▸ DATA IN THIS EXERCISE

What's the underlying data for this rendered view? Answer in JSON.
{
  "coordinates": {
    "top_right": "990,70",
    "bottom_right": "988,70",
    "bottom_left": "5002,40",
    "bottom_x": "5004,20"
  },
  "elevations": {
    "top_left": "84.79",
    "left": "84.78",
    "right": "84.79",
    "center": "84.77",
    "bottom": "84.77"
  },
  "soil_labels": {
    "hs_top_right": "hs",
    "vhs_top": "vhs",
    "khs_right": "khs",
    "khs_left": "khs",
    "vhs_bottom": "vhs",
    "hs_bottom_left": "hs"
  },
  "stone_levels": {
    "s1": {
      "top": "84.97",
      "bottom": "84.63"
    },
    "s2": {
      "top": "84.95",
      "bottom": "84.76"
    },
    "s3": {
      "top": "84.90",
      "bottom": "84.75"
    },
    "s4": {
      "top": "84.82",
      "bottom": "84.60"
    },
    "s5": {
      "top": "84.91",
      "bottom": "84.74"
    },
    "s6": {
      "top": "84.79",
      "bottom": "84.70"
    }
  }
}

▸ EXERCISE BRIEF
Return all of the entries exactly as written.

▸ RESPONSE TO THE EXERCISE
What's the underlying data for this rendered view? Answer in JSON.
{
  "coordinates": {
    "top_right": "990,70",
    "bottom_right": "988,70",
    "bottom_left": "5002,40",
    "bottom_x": "5004,20"
  },
  "elevations": {
    "top_left": "84.79",
    "left": "84.78",
    "right": "84.79",
    "center": "84.77",
    "bottom": "84.77"
  },
  "soil_labels": {
    "hs_top_right": "hs",
    "vhs_top": "vhs",
    "khs_right": "khs",
    "khs_left": "khs",
    "vhs_bottom": "vhs",
    "hs_bottom_left": "hs"
  },
  "stone_levels": {
    "s1": {
      "top": "84.97",
      "bottom": "84.63"
    },
    "s2": {
      "top": "84.95",
      "bottom": "84.76"
    },
    "s3": {
      "top": "84.90",
      "bottom": "84.75"
    },
    "s4": {
      "top": "84.82",
      "bottom": "84.60"
    },
    "s5": {
      "top": "84.91",
      "bottom": "84.74"
    },
    "s6": {
      "top": "84.79",
      "bottom": "84.70"
    }
  }
}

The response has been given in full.